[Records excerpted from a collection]
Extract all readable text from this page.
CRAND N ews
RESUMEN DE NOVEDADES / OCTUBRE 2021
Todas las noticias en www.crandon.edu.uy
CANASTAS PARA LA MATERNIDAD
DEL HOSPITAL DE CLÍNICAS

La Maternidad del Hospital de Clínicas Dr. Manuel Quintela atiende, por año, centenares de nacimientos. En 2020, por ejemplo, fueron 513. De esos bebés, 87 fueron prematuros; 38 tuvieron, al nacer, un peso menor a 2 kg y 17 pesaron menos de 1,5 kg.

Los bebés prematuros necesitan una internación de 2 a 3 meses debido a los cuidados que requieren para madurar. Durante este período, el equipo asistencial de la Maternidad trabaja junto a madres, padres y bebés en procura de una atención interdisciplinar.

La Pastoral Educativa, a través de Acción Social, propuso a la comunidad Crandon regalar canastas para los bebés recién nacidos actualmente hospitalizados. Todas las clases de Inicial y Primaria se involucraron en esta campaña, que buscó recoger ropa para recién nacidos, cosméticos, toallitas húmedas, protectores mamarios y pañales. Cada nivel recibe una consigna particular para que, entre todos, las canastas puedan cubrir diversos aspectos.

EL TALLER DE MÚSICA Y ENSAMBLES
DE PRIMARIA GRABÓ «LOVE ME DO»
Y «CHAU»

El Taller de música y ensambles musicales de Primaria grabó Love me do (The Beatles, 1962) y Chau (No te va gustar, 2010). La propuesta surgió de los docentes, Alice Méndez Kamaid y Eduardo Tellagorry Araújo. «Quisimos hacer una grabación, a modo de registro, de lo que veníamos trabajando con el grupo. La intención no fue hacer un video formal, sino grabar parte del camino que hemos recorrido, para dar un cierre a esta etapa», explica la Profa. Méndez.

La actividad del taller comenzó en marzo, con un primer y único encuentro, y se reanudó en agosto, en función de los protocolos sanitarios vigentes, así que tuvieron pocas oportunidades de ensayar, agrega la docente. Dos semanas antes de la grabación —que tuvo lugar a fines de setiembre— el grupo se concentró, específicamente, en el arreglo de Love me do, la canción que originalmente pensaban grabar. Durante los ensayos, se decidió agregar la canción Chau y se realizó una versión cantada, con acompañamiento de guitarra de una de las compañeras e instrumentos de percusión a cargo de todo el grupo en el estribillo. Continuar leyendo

PROBLEM:
Review the material and copy each line in which the word "prematuros" appears.

THE ANSWER:
La Maternidad del Hospital de Clínicas Dr. Manuel Quintela atiende, por año, centenares de nacimientos. En 2020, por ejemplo, fueron 513. De esos bebés, 87 fueron prematuros; 38 tuvieron, al nacer, un peso menor a 2 kg y 17 pesaron menos de 1,5 kg.
Los bebés prematuros necesitan una internación de 2 a 3 meses debido a los cuidados que requieren para madurar. Durante este período, el equipo asistencial de la Maternidad trabaja junto a madres, padres y bebés en procura de una atención interdisciplinar.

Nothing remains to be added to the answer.